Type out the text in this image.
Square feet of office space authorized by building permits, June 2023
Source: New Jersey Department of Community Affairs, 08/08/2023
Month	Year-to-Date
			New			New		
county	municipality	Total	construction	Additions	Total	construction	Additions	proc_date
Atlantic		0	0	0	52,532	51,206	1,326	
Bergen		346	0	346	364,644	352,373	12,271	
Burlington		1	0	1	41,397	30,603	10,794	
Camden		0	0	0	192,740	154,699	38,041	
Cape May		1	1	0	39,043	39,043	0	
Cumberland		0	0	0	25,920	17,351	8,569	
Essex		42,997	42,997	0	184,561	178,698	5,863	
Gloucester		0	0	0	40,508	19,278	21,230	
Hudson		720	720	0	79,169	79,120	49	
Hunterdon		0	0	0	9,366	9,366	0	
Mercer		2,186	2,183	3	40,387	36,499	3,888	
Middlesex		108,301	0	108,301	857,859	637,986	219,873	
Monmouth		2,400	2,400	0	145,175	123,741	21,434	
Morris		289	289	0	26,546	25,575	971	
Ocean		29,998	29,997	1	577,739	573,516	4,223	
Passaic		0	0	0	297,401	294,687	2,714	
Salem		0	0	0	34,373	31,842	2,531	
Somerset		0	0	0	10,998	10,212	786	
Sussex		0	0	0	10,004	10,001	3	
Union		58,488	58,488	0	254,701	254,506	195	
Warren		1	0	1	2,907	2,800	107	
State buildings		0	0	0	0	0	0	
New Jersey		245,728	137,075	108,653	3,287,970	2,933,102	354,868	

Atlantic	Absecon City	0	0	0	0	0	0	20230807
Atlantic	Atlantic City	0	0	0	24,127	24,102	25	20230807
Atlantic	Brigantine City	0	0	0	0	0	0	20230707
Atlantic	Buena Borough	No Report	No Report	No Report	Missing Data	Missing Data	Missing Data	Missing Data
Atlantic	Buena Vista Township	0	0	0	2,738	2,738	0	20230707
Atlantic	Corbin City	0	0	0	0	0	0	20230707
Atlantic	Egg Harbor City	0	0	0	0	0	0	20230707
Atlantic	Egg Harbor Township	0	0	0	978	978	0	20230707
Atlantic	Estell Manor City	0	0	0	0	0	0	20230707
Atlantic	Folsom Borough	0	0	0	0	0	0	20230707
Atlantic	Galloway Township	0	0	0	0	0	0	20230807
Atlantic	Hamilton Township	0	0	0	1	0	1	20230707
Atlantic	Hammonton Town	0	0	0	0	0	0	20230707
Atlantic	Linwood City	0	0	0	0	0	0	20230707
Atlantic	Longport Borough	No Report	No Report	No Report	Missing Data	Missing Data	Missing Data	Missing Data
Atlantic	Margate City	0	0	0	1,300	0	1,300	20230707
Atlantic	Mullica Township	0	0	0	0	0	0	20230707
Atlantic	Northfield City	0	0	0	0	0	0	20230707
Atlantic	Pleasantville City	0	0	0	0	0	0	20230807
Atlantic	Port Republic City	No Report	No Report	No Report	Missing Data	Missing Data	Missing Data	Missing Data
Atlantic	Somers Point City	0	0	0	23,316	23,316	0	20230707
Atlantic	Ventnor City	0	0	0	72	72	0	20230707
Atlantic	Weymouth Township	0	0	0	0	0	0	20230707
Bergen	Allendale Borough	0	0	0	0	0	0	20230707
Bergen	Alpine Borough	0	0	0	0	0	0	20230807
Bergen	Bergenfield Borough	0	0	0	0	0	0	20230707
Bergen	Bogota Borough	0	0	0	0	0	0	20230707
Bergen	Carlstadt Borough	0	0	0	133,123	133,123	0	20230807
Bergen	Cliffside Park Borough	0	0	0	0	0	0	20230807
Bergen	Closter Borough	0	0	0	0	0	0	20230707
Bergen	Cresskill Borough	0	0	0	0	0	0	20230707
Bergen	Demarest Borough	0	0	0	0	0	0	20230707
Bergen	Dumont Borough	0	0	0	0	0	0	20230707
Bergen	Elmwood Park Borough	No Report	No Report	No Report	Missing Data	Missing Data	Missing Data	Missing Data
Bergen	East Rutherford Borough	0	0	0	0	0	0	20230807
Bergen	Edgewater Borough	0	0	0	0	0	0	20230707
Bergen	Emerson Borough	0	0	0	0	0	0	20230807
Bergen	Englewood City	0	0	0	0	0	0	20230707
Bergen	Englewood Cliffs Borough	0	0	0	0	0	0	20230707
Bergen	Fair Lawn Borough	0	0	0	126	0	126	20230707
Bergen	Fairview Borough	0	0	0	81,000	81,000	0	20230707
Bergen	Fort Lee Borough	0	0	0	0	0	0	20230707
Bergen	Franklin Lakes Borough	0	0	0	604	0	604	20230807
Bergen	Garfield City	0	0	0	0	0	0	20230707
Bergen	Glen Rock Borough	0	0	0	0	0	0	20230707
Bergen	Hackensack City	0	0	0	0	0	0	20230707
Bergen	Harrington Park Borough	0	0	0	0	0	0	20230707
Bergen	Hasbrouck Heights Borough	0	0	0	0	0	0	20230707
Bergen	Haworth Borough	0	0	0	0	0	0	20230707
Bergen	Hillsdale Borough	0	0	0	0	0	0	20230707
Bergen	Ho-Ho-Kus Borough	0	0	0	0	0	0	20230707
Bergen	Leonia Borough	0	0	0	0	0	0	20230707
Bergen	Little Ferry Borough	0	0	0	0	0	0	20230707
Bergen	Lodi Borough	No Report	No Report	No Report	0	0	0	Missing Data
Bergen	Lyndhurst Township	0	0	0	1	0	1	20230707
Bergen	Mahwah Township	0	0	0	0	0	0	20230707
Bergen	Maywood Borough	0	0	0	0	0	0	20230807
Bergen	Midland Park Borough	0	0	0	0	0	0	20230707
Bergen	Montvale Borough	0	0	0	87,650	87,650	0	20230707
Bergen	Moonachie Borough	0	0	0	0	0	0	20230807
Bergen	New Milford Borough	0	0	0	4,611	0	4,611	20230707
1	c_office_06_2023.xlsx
◇ ◇ ◇ ◇ ◇
Copy all the records above precisely.

Type out the text in this image.
Square feet of office space authorized by building permits, June 2023
Source: New Jersey Department of Community Affairs, 08/08/2023
Month	Year-to-Date
			New			New		
county	municipality	Total	construction	Additions	Total	construction	Additions	proc_date
Atlantic		0	0	0	52,532	51,206	1,326	
Bergen		346	0	346	364,644	352,373	12,271	
Burlington		1	0	1	41,397	30,603	10,794	
Camden		0	0	0	192,740	154,699	38,041	
Cape May		1	1	0	39,043	39,043	0	
Cumberland		0	0	0	25,920	17,351	8,569	
Essex		42,997	42,997	0	184,561	178,698	5,863	
Gloucester		0	0	0	40,508	19,278	21,230	
Hudson		720	720	0	79,169	79,120	49	
Hunterdon		0	0	0	9,366	9,366	0	
Mercer		2,186	2,183	3	40,387	36,499	3,888	
Middlesex		108,301	0	108,301	857,859	637,986	219,873	
Monmouth		2,400	2,400	0	145,175	123,741	21,434	
Morris		289	289	0	26,546	25,575	971	
Ocean		29,998	29,997	1	577,739	573,516	4,223	
Passaic		0	0	0	297,401	294,687	2,714	
Salem		0	0	0	34,373	31,842	2,531	
Somerset		0	0	0	10,998	10,212	786	
Sussex		0	0	0	10,004	10,001	3	
Union		58,488	58,488	0	254,701	254,506	195	
Warren		1	0	1	2,907	2,800	107	
State buildings		0	0	0	0	0	0	
New Jersey		245,728	137,075	108,653	3,287,970	2,933,102	354,868	

Atlantic	Absecon City	0	0	0	0	0	0	20230807
Atlantic	Atlantic City	0	0	0	24,127	24,102	25	20230807
Atlantic	Brigantine City	0	0	0	0	0	0	20230707
Atlantic	Buena Borough	No Report	No Report	No Report	Missing Data	Missing Data	Missing Data	Missing Data
Atlantic	Buena Vista Township	0	0	0	2,738	2,738	0	20230707
Atlantic	Corbin City	0	0	0	0	0	0	20230707
Atlantic	Egg Harbor City	0	0	0	0	0	0	20230707
Atlantic	Egg Harbor Township	0	0	0	978	978	0	20230707
Atlantic	Estell Manor City	0	0	0	0	0	0	20230707
Atlantic	Folsom Borough	0	0	0	0	0	0	20230707
Atlantic	Galloway Township	0	0	0	0	0	0	20230807
Atlantic	Hamilton Township	0	0	0	1	0	1	20230707
Atlantic	Hammonton Town	0	0	0	0	0	0	20230707
Atlantic	Linwood City	0	0	0	0	0	0	20230707
Atlantic	Longport Borough	No Report	No Report	No Report	Missing Data	Missing Data	Missing Data	Missing Data
Atlantic	Margate City	0	0	0	1,300	0	1,300	20230707
Atlantic	Mullica Township	0	0	0	0	0	0	20230707
Atlantic	Northfield City	0	0	0	0	0	0	20230707
Atlantic	Pleasantville City	0	0	0	0	0	0	20230807
Atlantic	Port Republic City	No Report	No Report	No Report	Missing Data	Missing Data	Missing Data	Missing Data
Atlantic	Somers Point City	0	0	0	23,316	23,316	0	20230707
Atlantic	Ventnor City	0	0	0	72	72	0	20230707
Atlantic	Weymouth Township	0	0	0	0	0	0	20230707
Bergen	Allendale Borough	0	0	0	0	0	0	20230707
Bergen	Alpine Borough	0	0	0	0	0	0	20230807
Bergen	Bergenfield Borough	0	0	0	0	0	0	20230707
Bergen	Bogota Borough	0	0	0	0	0	0	20230707
Bergen	Carlstadt Borough	0	0	0	133,123	133,123	0	20230807
Bergen	Cliffside Park Borough	0	0	0	0	0	0	20230807
Bergen	Closter Borough	0	0	0	0	0	0	20230707
Bergen	Cresskill Borough	0	0	0	0	0	0	20230707
Bergen	Demarest Borough	0	0	0	0	0	0	20230707
Bergen	Dumont Borough	0	0	0	0	0	0	20230707
Bergen	Elmwood Park Borough	No Report	No Report	No Report	Missing Data	Missing Data	Missing Data	Missing Data
Bergen	East Rutherford Borough	0	0	0	0	0	0	20230807
Bergen	Edgewater Borough	0	0	0	0	0	0	20230707
Bergen	Emerson Borough	0	0	0	0	0	0	20230807
Bergen	Englewood City	0	0	0	0	0	0	20230707
Bergen	Englewood Cliffs Borough	0	0	0	0	0	0	20230707
Bergen	Fair Lawn Borough	0	0	0	126	0	126	20230707
Bergen	Fairview Borough	0	0	0	81,000	81,000	0	20230707
Bergen	Fort Lee Borough	0	0	0	0	0	0	20230707
Bergen	Franklin Lakes Borough	0	0	0	604	0	604	20230807
Bergen	Garfield City	0	0	0	0	0	0	20230707
Bergen	Glen Rock Borough	0	0	0	0	0	0	20230707
Bergen	Hackensack City	0	0	0	0	0	0	20230707
Bergen	Harrington Park Borough	0	0	0	0	0	0	20230707
Bergen	Hasbrouck Heights Borough	0	0	0	0	0	0	20230707
Bergen	Haworth Borough	0	0	0	0	0	0	20230707
Bergen	Hillsdale Borough	0	0	0	0	0	0	20230707
Bergen	Ho-Ho-Kus Borough	0	0	0	0	0	0	20230707
Bergen	Leonia Borough	0	0	0	0	0	0	20230707
Bergen	Little Ferry Borough	0	0	0	0	0	0	20230707
Bergen	Lodi Borough	No Report	No Report	No Report	0	0	0	Missing Data
Bergen	Lyndhurst Township	0	0	0	1	0	1	20230707
Bergen	Mahwah Township	0	0	0	0	0	0	20230707
Bergen	Maywood Borough	0	0	0	0	0	0	20230807
Bergen	Midland Park Borough	0	0	0	0	0	0	20230707
Bergen	Montvale Borough	0	0	0	87,650	87,650	0	20230707
Bergen	Moonachie Borough	0	0	0	0	0	0	20230807
Bergen	New Milford Borough	0	0	0	4,611	0	4,611	20230707
1	c_office_06_2023.xlsx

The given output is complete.